## The request
Wherever the string "horas" appears, copy the whole line.

[Begin]

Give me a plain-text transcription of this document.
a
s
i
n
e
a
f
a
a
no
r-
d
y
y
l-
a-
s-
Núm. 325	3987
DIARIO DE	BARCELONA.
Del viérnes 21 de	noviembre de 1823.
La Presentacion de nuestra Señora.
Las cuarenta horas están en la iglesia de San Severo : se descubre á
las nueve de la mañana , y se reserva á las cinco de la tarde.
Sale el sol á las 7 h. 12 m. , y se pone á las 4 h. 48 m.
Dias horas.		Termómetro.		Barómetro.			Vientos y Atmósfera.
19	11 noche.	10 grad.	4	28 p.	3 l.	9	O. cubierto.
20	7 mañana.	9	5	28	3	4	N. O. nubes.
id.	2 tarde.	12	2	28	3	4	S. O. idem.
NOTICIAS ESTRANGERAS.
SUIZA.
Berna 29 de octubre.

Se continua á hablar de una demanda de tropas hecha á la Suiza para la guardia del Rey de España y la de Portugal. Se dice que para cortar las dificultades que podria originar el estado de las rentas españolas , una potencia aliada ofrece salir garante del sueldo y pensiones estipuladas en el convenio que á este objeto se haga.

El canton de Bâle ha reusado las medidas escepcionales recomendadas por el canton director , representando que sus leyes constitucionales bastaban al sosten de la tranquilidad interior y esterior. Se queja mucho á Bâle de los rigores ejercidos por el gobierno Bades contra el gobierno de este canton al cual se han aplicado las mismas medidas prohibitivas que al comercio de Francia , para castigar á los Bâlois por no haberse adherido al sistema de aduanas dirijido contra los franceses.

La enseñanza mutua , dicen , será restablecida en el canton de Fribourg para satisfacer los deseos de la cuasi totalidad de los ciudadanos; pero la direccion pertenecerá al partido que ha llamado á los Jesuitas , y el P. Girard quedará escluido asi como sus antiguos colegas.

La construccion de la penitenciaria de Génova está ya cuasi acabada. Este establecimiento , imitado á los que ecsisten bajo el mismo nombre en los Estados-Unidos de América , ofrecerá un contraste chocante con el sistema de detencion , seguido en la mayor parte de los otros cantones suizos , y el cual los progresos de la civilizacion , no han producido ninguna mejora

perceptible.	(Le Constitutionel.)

[End]

## Expected answer
Las cuarenta horas están en la iglesia de San Severo : se descubre á
Dias horas.		Termómetro.		Barómetro.			Vientos y Atmósfera.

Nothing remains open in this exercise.